PROVIDED DATA
-- BEGIN --

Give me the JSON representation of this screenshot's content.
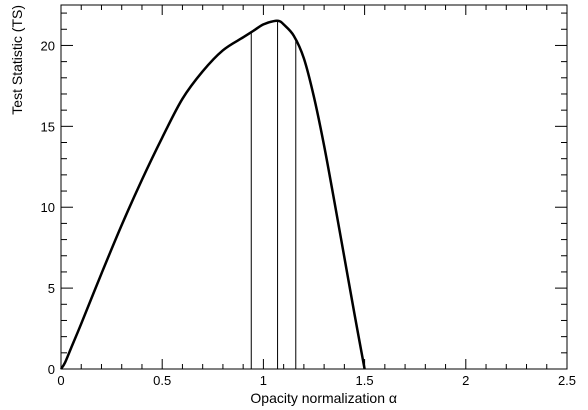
{
  "chart_data": {
    "type": "line",
    "title": "",
    "xlabel": "Opacity normalization α",
    "ylabel": "Test Statistic (TS)",
    "xlim": [
      0,
      2.5
    ],
    "ylim": [
      0,
      22.5
    ],
    "x_ticks": [
      "0",
      "0.5",
      "1",
      "1.5",
      "2",
      "2.5"
    ],
    "y_ticks": [
      "0",
      "5",
      "10",
      "15",
      "20"
    ],
    "x_tick_values": [
      0,
      0.5,
      1,
      1.5,
      2,
      2.5
    ],
    "y_tick_values": [
      0,
      5,
      10,
      15,
      20
    ],
    "grid": false,
    "legend": "none",
    "series": [
      {
        "x": [
          0,
          0.02,
          0.05,
          0.1,
          0.2,
          0.3,
          0.4,
          0.5,
          0.6,
          0.7,
          0.8,
          0.9,
          0.95,
          1.0,
          1.05,
          1.08,
          1.1,
          1.15,
          1.2,
          1.25,
          1.3,
          1.35,
          1.4,
          1.45,
          1.5
        ],
        "y": [
          0,
          0.4,
          1.3,
          2.8,
          5.9,
          8.9,
          11.7,
          14.3,
          16.7,
          18.4,
          19.7,
          20.5,
          20.9,
          21.3,
          21.5,
          21.5,
          21.3,
          20.6,
          19.2,
          16.8,
          13.8,
          10.4,
          6.9,
          3.4,
          0
        ]
      }
    ],
    "vertical_lines": [
      0.94,
      1.07,
      1.16
    ],
    "colors": {
      "line": "#000000",
      "frame": "#000000"
    }
  }
}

-- END --

Each record above should be copied character for character, with pictures dropped.

IN RESPONSE
Give me the JSON representation of this screenshot's content.
{
  "chart_data": {
    "type": "line",
    "title": "",
    "xlabel": "Opacity normalization α",
    "ylabel": "Test Statistic (TS)",
    "xlim": [
      0,
      2.5
    ],
    "ylim": [
      0,
      22.5
    ],
    "x_ticks": [
      "0",
      "0.5",
      "1",
      "1.5",
      "2",
      "2.5"
    ],
    "y_ticks": [
      "0",
      "5",
      "10",
      "15",
      "20"
    ],
    "x_tick_values": [
      0,
      0.5,
      1,
      1.5,
      2,
      2.5
    ],
    "y_tick_values": [
      0,
      5,
      10,
      15,
      20
    ],
    "grid": false,
    "legend": "none",
    "series": [
      {
        "x": [
          0,
          0.02,
          0.05,
          0.1,
          0.2,
          0.3,
          0.4,
          0.5,
          0.6,
          0.7,
          0.8,
          0.9,
          0.95,
          1.0,
          1.05,
          1.08,
          1.1,
          1.15,
          1.2,
          1.25,
          1.3,
          1.35,
          1.4,
          1.45,
          1.5
        ],
        "y": [
          0,
          0.4,
          1.3,
          2.8,
          5.9,
          8.9,
          11.7,
          14.3,
          16.7,
          18.4,
          19.7,
          20.5,
          20.9,
          21.3,
          21.5,
          21.5,
          21.3,
          20.6,
          19.2,
          16.8,
          13.8,
          10.4,
          6.9,
          3.4,
          0
        ]
      }
    ],
    "vertical_lines": [
      0.94,
      1.07,
      1.16
    ],
    "colors": {
      "line": "#000000",
      "frame": "#000000"
    }
  }
}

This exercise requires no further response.